What the task requires:
Count the lines below that contain the word "name" and give only that number.
○ ○ ○ ○
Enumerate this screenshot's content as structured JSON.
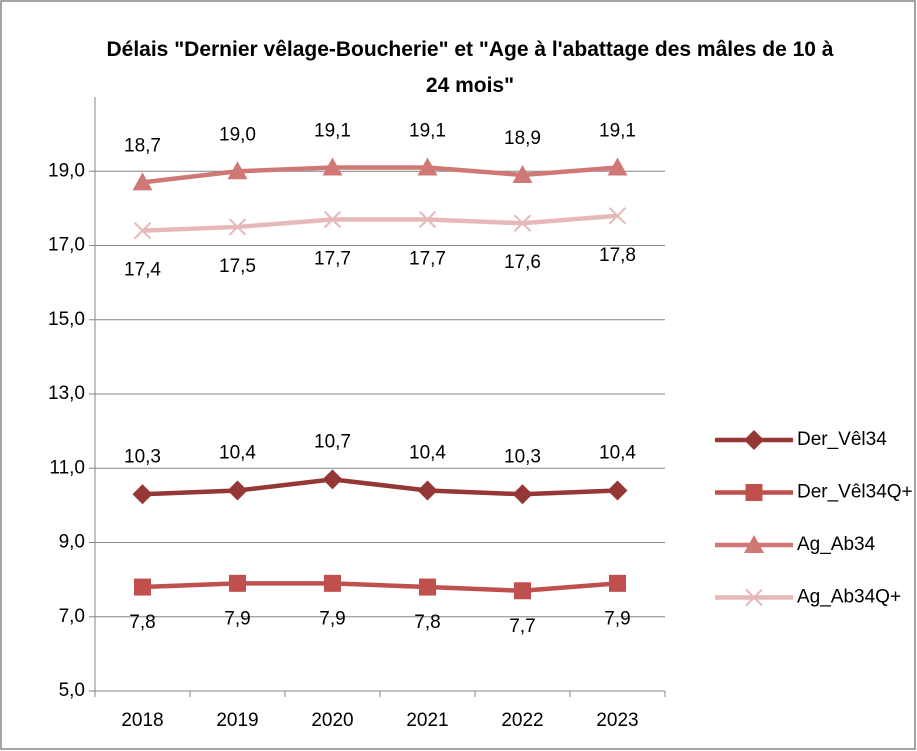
{
  "chart_data": {
    "type": "line",
    "title": "Délais \"Dernier vêlage-Boucherie\" et \"Age à l'abattage des mâles de 10 à 24 mois\"",
    "categories": [
      "2018",
      "2019",
      "2020",
      "2021",
      "2022",
      "2023"
    ],
    "ylim": [
      5,
      21
    ],
    "yticks": [
      {
        "value": 5,
        "label": "5,0"
      },
      {
        "value": 7,
        "label": "7,0"
      },
      {
        "value": 9,
        "label": "9,0"
      },
      {
        "value": 11,
        "label": "11,0"
      },
      {
        "value": 13,
        "label": "13,0"
      },
      {
        "value": 15,
        "label": "15,0"
      },
      {
        "value": 17,
        "label": "17,0"
      },
      {
        "value": 19,
        "label": "19,0"
      }
    ],
    "grid": true,
    "legend": "right",
    "series": [
      {
        "name": "Der_Vêl34",
        "color": "#953735",
        "marker": "diamond",
        "values": [
          10.3,
          10.4,
          10.7,
          10.4,
          10.3,
          10.4
        ],
        "value_labels": [
          "10,3",
          "10,4",
          "10,7",
          "10,4",
          "10,3",
          "10,4"
        ]
      },
      {
        "name": "Der_Vêl34Q+",
        "color": "#c0504d",
        "marker": "square",
        "values": [
          7.8,
          7.9,
          7.9,
          7.8,
          7.7,
          7.9
        ],
        "value_labels": [
          "7,8",
          "7,9",
          "7,9",
          "7,8",
          "7,7",
          "7,9"
        ]
      },
      {
        "name": "Ag_Ab34",
        "color": "#d07876",
        "marker": "triangle",
        "values": [
          18.7,
          19.0,
          19.1,
          19.1,
          18.9,
          19.1
        ],
        "value_labels": [
          "18,7",
          "19,0",
          "19,1",
          "19,1",
          "18,9",
          "19,1"
        ]
      },
      {
        "name": "Ag_Ab34Q+",
        "color": "#e6b9b8",
        "marker": "x",
        "values": [
          17.4,
          17.5,
          17.7,
          17.7,
          17.6,
          17.8
        ],
        "value_labels": [
          "17,4",
          "17,5",
          "17,7",
          "17,7",
          "17,6",
          "17,8"
        ]
      }
    ]
  }
}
○ ○ ○ ○
Finished exercise:
4